### YOUR GOAL:
From the listing, collect all lines containing the word "Inflation".

### Dataset entries on figures:
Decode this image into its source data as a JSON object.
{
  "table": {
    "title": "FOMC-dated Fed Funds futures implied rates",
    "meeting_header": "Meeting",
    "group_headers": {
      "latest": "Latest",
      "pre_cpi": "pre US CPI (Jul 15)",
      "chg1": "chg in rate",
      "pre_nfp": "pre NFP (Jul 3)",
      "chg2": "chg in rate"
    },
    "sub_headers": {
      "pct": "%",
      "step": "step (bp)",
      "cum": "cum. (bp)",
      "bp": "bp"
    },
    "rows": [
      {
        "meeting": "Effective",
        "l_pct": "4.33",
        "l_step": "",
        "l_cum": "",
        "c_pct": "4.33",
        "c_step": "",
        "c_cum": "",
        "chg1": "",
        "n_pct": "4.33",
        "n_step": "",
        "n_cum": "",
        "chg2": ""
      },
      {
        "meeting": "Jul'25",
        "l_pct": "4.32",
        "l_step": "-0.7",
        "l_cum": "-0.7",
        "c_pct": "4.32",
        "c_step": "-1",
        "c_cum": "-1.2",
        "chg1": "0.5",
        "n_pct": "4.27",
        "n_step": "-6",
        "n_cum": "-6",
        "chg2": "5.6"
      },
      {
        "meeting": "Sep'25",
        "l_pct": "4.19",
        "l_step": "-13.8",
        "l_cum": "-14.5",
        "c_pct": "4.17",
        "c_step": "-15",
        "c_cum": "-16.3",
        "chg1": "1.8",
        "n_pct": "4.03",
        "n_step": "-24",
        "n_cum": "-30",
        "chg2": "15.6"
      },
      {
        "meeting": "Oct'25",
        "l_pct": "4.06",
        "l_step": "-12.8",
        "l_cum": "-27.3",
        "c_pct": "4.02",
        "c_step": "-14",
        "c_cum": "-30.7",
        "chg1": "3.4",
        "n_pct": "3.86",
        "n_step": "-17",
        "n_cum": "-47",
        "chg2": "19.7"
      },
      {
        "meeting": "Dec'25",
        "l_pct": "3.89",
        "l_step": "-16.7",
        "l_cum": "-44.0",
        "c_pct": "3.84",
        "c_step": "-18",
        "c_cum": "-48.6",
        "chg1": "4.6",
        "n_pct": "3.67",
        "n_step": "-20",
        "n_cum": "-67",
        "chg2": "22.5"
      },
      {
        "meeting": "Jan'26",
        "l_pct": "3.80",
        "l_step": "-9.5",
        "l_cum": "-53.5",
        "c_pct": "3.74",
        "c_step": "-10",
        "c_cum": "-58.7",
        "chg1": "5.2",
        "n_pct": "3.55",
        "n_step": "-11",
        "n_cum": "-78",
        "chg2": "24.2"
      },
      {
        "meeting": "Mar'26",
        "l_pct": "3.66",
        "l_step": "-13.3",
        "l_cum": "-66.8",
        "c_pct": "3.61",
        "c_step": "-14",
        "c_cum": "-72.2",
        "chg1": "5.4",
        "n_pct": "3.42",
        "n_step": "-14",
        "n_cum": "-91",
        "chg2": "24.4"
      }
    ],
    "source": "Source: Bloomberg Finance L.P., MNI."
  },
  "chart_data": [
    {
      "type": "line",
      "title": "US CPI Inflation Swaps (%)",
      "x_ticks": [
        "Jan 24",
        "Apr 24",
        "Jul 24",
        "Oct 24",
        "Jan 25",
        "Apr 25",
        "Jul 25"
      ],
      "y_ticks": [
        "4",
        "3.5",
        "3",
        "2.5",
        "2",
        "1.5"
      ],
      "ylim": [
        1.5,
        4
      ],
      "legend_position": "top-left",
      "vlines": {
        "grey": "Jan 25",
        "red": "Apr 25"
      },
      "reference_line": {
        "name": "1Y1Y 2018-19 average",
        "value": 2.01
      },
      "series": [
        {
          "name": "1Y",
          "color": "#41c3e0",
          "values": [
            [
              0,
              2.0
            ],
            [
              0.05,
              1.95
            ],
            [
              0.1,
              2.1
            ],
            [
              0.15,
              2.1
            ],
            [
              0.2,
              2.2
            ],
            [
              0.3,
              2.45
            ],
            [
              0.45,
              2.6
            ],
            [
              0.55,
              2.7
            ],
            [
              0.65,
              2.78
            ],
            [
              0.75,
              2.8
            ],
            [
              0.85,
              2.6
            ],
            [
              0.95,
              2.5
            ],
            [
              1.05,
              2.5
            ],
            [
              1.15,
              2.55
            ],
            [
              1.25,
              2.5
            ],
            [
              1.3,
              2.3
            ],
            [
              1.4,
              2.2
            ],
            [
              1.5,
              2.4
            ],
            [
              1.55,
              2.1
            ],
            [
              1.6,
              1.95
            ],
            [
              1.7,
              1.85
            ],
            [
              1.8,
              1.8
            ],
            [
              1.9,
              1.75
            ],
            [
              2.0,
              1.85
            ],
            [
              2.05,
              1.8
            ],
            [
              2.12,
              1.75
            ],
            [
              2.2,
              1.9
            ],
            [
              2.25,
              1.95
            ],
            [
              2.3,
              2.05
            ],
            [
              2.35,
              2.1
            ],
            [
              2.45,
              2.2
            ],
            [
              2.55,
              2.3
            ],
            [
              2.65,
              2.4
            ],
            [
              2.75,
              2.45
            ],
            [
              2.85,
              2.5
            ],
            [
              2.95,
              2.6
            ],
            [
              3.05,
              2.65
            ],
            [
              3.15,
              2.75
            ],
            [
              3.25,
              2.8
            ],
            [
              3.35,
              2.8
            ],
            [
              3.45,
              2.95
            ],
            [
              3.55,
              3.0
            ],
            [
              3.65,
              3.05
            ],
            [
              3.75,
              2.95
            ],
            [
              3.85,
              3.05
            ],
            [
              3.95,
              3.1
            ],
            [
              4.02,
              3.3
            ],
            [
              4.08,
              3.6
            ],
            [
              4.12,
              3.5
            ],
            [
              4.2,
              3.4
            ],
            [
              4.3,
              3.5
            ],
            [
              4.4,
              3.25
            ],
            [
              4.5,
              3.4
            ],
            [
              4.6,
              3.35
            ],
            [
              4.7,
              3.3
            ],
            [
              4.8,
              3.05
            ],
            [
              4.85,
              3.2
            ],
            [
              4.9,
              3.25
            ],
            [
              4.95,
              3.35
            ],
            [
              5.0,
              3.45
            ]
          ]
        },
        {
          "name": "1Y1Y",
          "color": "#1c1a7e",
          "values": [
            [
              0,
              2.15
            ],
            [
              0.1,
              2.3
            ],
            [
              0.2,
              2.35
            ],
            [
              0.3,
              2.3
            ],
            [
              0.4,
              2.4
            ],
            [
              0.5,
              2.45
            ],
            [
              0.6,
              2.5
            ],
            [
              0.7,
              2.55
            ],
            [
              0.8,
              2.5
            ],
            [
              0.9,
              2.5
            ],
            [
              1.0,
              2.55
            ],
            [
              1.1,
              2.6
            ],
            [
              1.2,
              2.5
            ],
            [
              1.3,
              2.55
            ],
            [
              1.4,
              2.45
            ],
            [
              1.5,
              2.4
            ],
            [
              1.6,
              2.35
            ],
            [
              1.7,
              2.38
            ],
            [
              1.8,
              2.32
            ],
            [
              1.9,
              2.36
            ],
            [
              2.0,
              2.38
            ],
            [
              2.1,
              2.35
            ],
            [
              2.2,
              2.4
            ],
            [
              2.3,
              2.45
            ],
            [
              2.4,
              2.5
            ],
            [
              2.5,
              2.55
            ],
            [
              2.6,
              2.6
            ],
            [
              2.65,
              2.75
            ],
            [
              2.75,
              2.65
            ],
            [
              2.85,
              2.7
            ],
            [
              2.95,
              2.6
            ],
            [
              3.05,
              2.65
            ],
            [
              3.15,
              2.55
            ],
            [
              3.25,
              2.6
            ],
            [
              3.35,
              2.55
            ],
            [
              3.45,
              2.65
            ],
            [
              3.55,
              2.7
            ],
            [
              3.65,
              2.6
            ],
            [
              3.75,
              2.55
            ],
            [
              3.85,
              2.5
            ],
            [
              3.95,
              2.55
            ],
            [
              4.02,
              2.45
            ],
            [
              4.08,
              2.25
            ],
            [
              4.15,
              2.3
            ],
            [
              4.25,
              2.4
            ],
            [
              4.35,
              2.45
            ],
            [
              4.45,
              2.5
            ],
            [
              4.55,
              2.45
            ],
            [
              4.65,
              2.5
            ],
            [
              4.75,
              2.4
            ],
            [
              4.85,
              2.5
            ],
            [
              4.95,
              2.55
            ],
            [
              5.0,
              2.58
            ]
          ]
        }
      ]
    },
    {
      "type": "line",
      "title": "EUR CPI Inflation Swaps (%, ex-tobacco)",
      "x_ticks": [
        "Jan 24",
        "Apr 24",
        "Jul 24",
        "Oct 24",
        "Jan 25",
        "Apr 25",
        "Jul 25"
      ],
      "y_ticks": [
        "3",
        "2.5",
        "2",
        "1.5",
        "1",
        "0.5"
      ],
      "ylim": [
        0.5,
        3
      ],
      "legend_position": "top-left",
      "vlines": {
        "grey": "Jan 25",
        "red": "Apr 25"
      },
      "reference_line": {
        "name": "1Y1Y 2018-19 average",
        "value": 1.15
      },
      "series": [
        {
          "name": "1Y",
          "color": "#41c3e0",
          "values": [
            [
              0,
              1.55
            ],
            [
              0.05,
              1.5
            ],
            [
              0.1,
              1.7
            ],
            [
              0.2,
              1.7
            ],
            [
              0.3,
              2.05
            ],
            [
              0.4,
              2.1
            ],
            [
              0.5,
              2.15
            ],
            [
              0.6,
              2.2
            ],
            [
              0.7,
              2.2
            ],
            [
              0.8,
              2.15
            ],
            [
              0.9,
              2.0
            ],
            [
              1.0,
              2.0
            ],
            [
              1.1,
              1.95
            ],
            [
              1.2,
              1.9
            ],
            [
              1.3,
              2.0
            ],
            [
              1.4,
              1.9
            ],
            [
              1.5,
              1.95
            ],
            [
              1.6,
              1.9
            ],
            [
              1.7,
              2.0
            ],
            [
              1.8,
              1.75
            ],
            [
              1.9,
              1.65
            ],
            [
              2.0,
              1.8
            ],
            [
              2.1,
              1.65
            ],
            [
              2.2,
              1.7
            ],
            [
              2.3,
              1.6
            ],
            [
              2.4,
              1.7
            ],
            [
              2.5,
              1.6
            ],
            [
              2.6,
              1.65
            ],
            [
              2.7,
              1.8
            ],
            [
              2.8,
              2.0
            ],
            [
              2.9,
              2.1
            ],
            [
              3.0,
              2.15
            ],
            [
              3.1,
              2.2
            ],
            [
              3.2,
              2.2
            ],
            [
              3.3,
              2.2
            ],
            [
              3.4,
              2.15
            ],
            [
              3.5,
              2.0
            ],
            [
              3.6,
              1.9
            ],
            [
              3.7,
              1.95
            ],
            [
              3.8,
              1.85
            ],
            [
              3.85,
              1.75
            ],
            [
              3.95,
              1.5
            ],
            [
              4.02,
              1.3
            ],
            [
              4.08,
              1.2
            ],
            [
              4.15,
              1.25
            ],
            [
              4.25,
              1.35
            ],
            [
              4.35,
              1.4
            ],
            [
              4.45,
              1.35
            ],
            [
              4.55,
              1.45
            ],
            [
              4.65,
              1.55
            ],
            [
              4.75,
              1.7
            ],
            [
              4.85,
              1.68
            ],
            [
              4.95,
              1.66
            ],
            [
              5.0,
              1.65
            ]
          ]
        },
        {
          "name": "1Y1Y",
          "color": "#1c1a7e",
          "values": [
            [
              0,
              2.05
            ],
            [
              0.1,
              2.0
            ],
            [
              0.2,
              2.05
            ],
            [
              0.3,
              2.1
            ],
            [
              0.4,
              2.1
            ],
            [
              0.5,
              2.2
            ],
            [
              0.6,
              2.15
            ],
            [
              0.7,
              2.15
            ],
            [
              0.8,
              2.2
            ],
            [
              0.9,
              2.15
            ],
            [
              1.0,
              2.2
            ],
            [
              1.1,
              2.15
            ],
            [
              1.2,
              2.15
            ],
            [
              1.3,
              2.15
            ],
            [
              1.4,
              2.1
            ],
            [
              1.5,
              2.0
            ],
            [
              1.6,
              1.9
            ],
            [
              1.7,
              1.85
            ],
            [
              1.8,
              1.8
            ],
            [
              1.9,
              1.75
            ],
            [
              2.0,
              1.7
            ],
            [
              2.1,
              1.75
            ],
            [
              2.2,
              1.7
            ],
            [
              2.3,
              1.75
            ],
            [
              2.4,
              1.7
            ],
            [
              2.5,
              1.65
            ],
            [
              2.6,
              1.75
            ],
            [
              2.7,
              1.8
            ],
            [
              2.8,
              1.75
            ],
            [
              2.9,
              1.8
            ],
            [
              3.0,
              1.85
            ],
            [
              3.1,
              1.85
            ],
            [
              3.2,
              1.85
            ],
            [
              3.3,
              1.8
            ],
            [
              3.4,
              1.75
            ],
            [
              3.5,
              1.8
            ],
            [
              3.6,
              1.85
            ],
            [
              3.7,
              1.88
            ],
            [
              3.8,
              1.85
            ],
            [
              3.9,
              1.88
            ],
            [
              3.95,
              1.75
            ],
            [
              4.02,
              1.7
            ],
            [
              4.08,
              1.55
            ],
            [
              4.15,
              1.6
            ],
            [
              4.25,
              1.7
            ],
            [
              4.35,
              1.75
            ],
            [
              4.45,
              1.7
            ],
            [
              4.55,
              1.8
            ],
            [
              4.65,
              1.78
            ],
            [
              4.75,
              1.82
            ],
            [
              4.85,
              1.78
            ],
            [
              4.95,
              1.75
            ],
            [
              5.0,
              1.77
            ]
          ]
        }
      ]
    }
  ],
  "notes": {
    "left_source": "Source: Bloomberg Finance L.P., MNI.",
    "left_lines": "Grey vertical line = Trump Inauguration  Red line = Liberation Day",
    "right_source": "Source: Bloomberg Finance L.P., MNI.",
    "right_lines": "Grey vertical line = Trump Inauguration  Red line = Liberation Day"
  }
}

### WRITTEN RESPONSE:
      "title": "US CPI Inflation Swaps (%)",
      "title": "EUR CPI Inflation Swaps (%, ex-tobacco)",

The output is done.